GIVEN DATA
— Start —

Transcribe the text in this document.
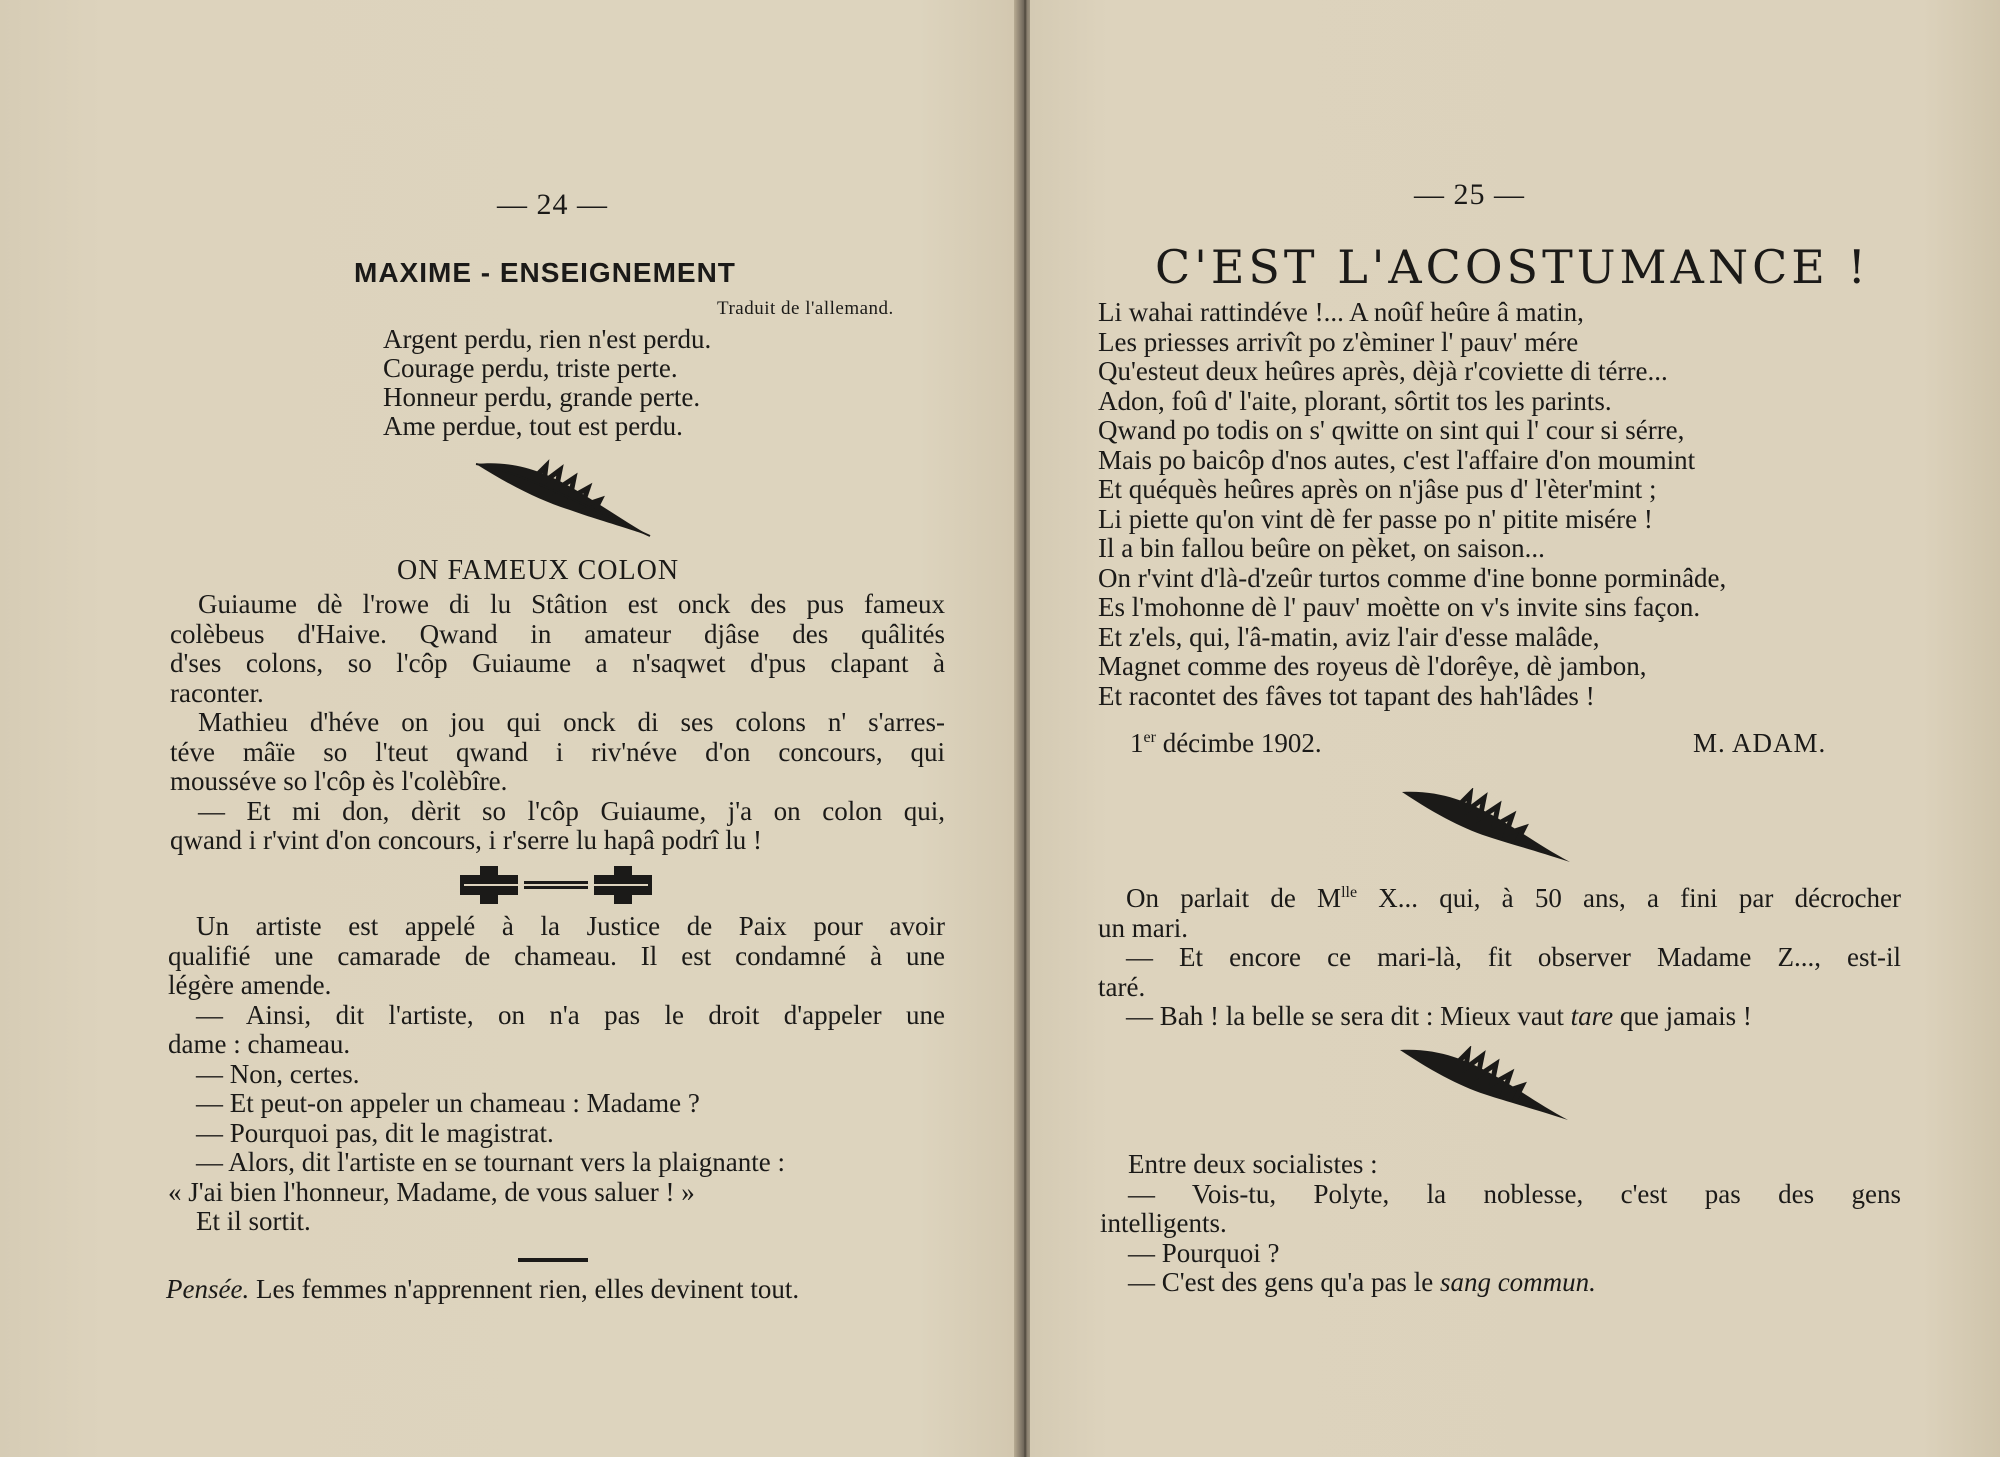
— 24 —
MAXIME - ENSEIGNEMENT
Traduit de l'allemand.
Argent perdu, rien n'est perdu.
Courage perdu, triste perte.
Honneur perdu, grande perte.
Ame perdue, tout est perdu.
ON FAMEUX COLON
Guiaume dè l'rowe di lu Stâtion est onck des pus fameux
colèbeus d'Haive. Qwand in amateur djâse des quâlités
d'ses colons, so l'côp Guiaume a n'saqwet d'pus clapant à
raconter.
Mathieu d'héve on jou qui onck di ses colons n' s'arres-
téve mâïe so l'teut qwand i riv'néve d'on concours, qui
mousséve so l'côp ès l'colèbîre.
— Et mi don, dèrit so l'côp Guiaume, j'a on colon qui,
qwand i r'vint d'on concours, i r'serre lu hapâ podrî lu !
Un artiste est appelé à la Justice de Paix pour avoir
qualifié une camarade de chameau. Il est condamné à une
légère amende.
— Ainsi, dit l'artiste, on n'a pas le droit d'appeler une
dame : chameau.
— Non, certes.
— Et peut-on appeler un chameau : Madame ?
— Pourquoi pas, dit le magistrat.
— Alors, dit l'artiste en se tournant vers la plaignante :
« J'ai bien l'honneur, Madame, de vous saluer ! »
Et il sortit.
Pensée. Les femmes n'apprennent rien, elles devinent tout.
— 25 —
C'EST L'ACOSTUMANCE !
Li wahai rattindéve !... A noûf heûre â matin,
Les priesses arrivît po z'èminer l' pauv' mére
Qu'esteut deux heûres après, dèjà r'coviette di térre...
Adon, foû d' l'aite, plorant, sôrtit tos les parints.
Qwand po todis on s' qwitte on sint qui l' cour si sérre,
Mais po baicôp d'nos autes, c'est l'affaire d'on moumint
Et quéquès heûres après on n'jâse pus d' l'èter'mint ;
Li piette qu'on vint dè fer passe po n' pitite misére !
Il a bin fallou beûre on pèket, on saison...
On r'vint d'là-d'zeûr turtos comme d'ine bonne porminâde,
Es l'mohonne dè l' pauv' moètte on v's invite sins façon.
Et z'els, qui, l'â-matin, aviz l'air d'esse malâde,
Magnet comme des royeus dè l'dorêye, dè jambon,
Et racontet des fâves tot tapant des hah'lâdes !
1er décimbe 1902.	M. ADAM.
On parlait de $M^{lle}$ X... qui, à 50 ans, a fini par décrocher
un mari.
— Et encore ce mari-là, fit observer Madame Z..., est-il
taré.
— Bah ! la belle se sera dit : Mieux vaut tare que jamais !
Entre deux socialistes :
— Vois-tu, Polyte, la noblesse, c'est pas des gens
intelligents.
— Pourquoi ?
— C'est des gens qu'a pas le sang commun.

— End —
— Start —

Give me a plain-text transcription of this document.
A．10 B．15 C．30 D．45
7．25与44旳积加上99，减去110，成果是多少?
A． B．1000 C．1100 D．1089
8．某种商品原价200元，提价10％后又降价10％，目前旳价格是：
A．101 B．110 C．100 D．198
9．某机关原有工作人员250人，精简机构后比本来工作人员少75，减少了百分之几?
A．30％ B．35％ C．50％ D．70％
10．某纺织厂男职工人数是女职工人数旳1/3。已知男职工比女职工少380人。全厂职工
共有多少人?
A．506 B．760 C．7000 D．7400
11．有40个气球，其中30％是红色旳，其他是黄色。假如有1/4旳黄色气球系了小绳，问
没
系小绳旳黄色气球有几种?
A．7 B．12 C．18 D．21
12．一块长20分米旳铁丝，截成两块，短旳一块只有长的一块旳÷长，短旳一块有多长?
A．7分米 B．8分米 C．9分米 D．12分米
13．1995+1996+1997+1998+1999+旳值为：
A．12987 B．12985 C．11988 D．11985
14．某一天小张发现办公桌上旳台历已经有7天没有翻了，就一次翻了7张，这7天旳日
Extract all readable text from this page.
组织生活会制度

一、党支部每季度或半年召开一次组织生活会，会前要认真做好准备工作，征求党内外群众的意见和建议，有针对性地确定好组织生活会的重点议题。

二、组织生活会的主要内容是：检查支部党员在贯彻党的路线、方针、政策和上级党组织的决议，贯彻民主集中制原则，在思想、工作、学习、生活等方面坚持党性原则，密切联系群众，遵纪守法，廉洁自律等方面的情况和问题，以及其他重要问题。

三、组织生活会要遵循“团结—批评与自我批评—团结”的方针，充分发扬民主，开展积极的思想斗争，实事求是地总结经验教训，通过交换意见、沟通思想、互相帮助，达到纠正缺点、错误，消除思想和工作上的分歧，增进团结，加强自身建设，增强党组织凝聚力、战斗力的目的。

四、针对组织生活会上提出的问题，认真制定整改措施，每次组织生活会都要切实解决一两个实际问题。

— End —
— Start —

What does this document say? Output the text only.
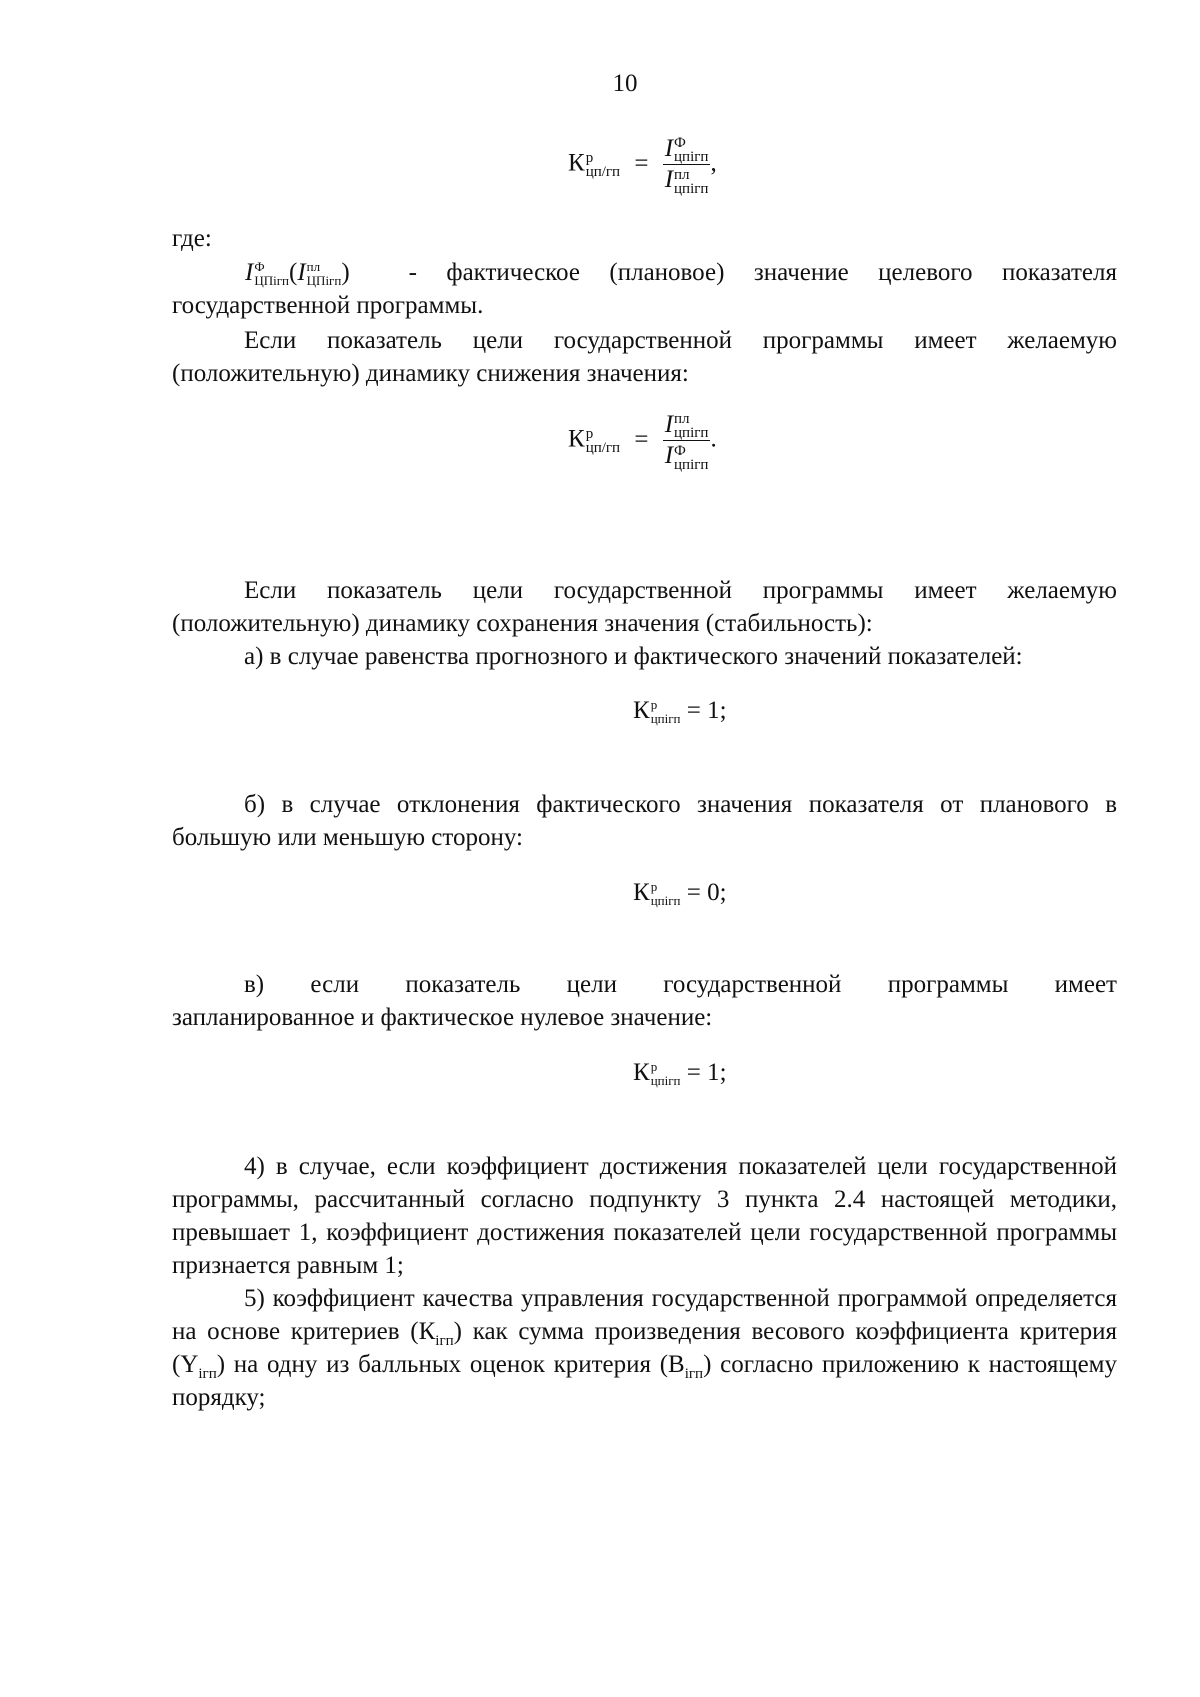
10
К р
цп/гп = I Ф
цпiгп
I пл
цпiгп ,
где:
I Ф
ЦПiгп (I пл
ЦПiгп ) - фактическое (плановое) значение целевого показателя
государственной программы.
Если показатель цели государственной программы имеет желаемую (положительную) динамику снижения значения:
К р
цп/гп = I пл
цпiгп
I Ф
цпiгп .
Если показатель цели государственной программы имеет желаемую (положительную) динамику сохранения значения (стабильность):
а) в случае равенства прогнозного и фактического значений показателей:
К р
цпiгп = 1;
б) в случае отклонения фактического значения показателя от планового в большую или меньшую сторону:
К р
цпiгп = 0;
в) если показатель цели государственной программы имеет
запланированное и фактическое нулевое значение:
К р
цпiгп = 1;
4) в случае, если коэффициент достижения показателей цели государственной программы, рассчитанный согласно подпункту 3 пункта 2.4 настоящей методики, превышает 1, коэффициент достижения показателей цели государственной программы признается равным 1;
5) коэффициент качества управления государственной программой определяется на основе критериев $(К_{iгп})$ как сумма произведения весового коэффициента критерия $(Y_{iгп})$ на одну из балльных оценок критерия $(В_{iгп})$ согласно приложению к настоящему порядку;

— End —

AIM
Of the lines in the entries, how many include the word "положительную"? State only the number.

RESULT OF THE EXERCISE
2